» WHAT YOU WILL DO:
Collect from the data below each line with "type".

» STORED ROWS:
_____

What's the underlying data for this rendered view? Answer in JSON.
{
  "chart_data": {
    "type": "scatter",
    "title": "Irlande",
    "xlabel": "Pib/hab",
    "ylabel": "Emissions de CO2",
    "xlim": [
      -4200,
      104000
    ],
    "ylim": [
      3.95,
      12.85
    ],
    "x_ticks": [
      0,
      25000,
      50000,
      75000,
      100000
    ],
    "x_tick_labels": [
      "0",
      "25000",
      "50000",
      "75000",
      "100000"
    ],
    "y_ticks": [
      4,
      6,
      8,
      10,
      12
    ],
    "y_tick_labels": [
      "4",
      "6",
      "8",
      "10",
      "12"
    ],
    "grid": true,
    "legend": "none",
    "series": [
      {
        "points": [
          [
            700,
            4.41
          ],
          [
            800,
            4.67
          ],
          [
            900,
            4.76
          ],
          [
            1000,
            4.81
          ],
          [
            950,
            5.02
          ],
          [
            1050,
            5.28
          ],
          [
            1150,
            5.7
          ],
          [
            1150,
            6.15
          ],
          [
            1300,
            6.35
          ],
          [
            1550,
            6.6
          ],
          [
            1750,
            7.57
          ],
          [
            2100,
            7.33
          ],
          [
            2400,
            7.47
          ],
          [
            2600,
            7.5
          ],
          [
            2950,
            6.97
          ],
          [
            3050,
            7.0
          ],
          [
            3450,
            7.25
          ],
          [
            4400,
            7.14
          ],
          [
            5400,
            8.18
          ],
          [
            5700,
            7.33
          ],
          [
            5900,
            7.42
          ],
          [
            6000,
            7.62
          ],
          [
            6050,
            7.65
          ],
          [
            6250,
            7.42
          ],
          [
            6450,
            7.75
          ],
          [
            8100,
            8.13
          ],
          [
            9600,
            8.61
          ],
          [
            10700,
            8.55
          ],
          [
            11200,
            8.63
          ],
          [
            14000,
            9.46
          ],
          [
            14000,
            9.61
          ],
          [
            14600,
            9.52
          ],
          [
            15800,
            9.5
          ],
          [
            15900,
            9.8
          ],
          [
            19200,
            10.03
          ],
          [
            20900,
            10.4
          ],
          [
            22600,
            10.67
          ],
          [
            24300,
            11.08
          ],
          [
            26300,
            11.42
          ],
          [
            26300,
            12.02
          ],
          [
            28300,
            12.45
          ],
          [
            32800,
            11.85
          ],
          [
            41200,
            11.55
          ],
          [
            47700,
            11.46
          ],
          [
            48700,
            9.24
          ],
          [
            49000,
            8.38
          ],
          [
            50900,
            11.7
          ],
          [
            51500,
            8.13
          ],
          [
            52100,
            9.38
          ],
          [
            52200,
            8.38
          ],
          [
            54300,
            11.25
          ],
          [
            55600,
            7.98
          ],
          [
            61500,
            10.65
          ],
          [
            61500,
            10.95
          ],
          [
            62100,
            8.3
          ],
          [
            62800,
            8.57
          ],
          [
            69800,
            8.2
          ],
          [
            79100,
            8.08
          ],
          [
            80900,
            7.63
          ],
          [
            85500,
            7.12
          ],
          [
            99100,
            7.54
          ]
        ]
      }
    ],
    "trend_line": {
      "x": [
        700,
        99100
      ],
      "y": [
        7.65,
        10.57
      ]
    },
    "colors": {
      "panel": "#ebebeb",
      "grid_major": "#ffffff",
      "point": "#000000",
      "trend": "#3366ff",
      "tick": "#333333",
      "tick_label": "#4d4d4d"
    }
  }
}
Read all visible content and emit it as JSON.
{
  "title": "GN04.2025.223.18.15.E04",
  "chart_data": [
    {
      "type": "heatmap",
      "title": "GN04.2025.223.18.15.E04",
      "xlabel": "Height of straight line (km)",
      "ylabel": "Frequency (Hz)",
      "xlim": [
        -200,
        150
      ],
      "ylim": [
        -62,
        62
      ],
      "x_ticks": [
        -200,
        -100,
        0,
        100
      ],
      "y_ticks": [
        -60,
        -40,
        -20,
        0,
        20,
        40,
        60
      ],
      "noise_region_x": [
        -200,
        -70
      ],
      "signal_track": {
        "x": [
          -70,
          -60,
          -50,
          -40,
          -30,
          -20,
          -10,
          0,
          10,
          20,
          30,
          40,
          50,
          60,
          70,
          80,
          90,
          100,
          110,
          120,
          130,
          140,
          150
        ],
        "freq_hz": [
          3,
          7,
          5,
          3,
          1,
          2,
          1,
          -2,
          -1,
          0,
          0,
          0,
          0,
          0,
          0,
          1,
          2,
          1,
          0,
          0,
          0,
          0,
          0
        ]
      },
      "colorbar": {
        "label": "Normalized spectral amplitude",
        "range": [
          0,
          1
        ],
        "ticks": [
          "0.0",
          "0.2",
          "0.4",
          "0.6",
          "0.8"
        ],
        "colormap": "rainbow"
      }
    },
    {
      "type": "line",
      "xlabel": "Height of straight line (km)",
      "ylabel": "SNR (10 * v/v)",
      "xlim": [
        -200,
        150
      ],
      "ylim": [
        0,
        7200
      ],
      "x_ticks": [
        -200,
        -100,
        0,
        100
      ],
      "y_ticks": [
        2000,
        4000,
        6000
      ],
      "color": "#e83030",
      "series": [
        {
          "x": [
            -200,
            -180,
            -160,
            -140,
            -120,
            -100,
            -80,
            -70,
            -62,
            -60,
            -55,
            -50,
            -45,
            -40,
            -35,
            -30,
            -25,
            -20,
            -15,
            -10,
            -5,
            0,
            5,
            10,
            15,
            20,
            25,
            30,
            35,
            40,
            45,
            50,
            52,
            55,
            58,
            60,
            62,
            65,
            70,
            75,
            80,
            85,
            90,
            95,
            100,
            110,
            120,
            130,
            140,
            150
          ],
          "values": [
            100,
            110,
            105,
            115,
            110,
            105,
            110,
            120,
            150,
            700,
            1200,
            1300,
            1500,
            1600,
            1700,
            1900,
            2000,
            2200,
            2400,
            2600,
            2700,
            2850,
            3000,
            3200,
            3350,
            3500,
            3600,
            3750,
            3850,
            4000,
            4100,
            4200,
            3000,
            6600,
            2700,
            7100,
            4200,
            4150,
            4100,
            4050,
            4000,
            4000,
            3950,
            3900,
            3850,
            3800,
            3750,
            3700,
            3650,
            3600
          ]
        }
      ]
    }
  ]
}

_____

» OUTPUT BELOW:
    "type": "scatter",
      "type": "heatmap",
      "type": "line",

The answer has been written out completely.